(Directions) Pick out and copy every line below that has the word "poszczególne".

(Data provided)

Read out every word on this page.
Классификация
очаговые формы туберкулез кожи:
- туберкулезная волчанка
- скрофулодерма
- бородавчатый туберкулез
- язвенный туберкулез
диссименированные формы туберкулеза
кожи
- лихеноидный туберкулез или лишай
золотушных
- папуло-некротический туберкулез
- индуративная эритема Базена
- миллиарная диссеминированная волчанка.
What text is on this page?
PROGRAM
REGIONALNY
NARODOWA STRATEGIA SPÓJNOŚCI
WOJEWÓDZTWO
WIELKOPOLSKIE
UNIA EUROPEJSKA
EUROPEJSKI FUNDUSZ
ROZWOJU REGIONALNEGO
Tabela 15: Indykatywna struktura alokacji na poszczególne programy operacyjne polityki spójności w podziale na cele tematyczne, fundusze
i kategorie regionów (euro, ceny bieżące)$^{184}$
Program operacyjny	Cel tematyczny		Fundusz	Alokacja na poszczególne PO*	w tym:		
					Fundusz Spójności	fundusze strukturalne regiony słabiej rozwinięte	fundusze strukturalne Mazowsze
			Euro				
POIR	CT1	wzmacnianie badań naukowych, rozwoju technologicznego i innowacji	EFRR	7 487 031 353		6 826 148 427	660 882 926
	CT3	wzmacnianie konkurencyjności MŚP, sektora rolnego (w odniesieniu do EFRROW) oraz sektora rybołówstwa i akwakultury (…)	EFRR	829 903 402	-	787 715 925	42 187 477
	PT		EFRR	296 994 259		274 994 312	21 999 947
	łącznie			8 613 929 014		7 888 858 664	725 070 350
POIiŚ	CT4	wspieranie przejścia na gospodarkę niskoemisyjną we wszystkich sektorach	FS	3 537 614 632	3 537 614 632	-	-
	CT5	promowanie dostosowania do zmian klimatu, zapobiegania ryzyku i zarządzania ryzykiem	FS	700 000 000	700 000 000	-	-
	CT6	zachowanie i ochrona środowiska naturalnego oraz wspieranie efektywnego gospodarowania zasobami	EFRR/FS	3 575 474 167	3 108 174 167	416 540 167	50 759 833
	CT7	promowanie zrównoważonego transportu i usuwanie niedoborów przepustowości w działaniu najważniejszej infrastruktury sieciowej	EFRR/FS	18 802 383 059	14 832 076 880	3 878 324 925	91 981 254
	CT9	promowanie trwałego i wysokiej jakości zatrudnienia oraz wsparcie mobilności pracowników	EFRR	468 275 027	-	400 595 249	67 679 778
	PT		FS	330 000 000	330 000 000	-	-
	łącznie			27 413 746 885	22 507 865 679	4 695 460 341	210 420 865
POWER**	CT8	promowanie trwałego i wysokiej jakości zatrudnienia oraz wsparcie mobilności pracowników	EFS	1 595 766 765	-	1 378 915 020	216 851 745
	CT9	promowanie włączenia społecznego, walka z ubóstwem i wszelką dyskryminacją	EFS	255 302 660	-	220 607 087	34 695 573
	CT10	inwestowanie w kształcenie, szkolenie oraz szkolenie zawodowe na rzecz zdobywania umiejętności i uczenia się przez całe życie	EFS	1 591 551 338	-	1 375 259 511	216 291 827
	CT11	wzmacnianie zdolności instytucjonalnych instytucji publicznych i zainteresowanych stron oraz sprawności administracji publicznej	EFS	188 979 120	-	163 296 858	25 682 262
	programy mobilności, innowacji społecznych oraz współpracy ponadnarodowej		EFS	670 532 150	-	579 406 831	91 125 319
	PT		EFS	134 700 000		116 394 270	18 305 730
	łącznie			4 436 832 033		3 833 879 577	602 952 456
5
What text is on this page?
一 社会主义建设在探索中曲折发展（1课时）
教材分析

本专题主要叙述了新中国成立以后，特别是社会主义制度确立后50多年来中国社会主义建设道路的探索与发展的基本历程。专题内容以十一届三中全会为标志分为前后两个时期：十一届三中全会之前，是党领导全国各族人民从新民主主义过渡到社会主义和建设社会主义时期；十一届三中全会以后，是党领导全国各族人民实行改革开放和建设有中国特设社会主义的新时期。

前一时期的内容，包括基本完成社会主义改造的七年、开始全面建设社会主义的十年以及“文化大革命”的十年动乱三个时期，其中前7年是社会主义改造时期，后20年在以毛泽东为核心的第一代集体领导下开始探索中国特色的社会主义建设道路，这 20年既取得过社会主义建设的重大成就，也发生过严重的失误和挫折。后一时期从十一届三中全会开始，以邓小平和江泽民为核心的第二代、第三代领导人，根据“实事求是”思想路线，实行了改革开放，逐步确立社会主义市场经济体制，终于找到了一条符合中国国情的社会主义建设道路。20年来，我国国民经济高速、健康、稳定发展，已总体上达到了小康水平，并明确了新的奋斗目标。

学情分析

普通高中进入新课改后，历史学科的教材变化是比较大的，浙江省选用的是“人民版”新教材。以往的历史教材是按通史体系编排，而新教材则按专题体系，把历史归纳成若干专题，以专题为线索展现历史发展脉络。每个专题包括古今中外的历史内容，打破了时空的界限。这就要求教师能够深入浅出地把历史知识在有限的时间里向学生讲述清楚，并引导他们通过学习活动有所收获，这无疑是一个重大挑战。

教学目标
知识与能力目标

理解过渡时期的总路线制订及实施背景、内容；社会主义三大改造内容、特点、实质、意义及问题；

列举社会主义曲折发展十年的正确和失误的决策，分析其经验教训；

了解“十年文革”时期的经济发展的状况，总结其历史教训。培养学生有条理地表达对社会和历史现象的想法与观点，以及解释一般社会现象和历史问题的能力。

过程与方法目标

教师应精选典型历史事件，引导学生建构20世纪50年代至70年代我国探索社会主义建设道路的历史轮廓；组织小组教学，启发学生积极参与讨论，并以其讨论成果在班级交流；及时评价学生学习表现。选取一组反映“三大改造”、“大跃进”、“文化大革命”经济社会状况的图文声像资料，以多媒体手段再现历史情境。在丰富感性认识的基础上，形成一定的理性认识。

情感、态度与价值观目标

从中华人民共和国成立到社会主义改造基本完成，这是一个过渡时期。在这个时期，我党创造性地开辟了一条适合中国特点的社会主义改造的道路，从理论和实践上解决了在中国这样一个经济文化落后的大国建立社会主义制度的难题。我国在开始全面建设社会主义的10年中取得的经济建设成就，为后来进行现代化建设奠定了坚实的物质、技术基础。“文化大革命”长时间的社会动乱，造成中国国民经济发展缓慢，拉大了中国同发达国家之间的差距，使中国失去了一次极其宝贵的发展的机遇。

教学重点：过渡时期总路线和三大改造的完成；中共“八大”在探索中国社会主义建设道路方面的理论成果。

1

(Result for this task)
Tabela 15: Indykatywna struktura alokacji na poszczególne programy operacyjne polityki spójności w podziale na cele tematyczne, fundusze
Program operacyjny	Cel tematyczny		Fundusz	Alokacja na poszczególne PO*	w tym:		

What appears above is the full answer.